Records from a collection of figures

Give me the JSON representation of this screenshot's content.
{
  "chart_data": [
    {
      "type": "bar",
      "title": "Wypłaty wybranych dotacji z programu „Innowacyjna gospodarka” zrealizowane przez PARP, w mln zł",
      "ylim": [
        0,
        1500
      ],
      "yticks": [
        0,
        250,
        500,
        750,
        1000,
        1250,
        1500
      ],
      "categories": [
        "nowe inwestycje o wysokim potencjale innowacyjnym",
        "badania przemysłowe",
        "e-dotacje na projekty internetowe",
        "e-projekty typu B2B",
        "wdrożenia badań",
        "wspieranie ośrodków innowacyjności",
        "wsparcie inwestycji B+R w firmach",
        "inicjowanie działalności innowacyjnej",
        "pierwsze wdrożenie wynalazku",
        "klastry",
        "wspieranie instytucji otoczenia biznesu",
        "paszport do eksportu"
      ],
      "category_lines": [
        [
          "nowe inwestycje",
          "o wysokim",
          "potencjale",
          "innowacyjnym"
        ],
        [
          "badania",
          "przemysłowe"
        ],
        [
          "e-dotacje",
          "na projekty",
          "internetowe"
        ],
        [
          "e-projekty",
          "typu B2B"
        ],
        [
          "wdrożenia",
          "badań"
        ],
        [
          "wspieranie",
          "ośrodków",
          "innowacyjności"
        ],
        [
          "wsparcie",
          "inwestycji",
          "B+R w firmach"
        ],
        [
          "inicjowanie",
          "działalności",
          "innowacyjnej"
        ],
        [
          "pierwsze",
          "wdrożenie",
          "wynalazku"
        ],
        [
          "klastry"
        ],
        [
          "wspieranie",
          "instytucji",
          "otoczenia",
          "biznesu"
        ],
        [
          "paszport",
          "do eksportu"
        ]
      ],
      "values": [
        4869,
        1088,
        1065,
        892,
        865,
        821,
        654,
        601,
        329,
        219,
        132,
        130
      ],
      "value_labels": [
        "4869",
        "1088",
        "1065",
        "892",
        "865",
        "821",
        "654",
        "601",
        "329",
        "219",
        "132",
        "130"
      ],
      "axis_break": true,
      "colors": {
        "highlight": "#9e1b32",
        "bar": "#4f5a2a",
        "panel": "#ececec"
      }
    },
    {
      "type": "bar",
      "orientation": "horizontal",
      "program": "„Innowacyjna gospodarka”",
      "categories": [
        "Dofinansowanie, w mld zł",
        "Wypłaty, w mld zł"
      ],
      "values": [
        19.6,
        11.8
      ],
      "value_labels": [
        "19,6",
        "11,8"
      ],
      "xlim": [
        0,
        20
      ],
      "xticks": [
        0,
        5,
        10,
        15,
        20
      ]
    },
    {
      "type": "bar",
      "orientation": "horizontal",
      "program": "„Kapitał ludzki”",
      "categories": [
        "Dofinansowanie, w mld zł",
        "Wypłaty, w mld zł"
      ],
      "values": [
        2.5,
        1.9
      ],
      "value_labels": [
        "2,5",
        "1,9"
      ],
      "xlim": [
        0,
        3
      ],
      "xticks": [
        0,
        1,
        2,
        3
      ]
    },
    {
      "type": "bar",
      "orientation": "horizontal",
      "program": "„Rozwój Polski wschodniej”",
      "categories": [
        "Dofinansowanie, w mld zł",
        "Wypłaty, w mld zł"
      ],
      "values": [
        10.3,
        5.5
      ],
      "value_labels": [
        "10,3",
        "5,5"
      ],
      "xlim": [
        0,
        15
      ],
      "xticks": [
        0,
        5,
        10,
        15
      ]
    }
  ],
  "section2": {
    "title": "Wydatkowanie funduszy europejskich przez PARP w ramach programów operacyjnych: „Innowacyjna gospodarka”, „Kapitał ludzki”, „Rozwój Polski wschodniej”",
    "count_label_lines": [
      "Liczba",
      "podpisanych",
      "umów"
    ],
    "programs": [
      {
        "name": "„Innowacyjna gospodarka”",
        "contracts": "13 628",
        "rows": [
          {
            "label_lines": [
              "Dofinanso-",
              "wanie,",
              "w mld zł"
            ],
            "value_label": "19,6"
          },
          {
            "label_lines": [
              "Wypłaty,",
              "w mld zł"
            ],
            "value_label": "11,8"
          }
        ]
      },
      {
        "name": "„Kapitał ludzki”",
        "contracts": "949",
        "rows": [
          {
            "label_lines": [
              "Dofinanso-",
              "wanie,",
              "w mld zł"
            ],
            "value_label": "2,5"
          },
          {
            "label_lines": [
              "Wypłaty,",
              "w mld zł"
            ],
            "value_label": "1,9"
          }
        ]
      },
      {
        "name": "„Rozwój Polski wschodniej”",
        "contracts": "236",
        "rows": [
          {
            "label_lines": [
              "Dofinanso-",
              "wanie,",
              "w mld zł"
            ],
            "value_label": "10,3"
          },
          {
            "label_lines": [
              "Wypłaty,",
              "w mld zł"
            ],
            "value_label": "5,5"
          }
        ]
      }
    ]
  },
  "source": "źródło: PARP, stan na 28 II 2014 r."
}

** Task requirements **
In the listing, find every line containing the word "pierwsze" and list it.

** Reply **
        "pierwsze wdrożenie wynalazku",
          "pierwsze",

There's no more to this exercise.